● **Exercise instructions**:
Locate the word "ffffff" in the data below, then copy every line that holds it.

○ ○ ○

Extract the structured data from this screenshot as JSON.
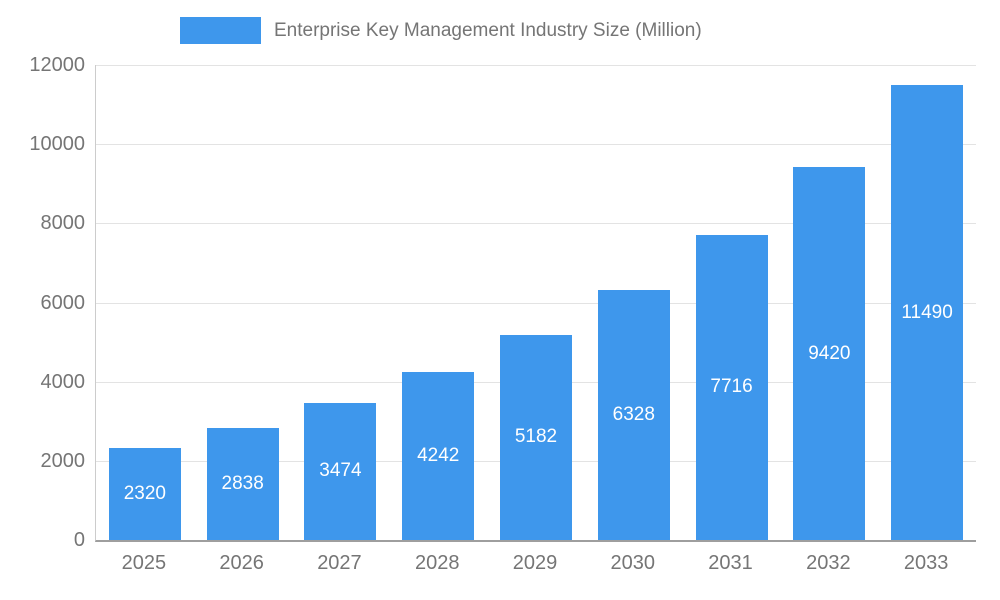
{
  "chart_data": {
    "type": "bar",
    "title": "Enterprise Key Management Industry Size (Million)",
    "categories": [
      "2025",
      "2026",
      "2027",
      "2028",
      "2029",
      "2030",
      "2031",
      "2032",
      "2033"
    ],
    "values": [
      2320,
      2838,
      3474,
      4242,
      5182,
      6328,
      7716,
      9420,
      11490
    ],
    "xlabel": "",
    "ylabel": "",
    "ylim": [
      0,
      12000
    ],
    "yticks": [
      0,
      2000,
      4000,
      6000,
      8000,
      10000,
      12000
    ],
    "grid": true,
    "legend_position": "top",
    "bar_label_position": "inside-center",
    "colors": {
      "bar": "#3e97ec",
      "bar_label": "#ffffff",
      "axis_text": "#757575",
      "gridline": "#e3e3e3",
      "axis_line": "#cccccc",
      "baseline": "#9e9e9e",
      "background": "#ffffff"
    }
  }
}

○ ○ ○

● **Response to this exercise**:
      "bar_label": "#ffffff",
      "background": "#ffffff"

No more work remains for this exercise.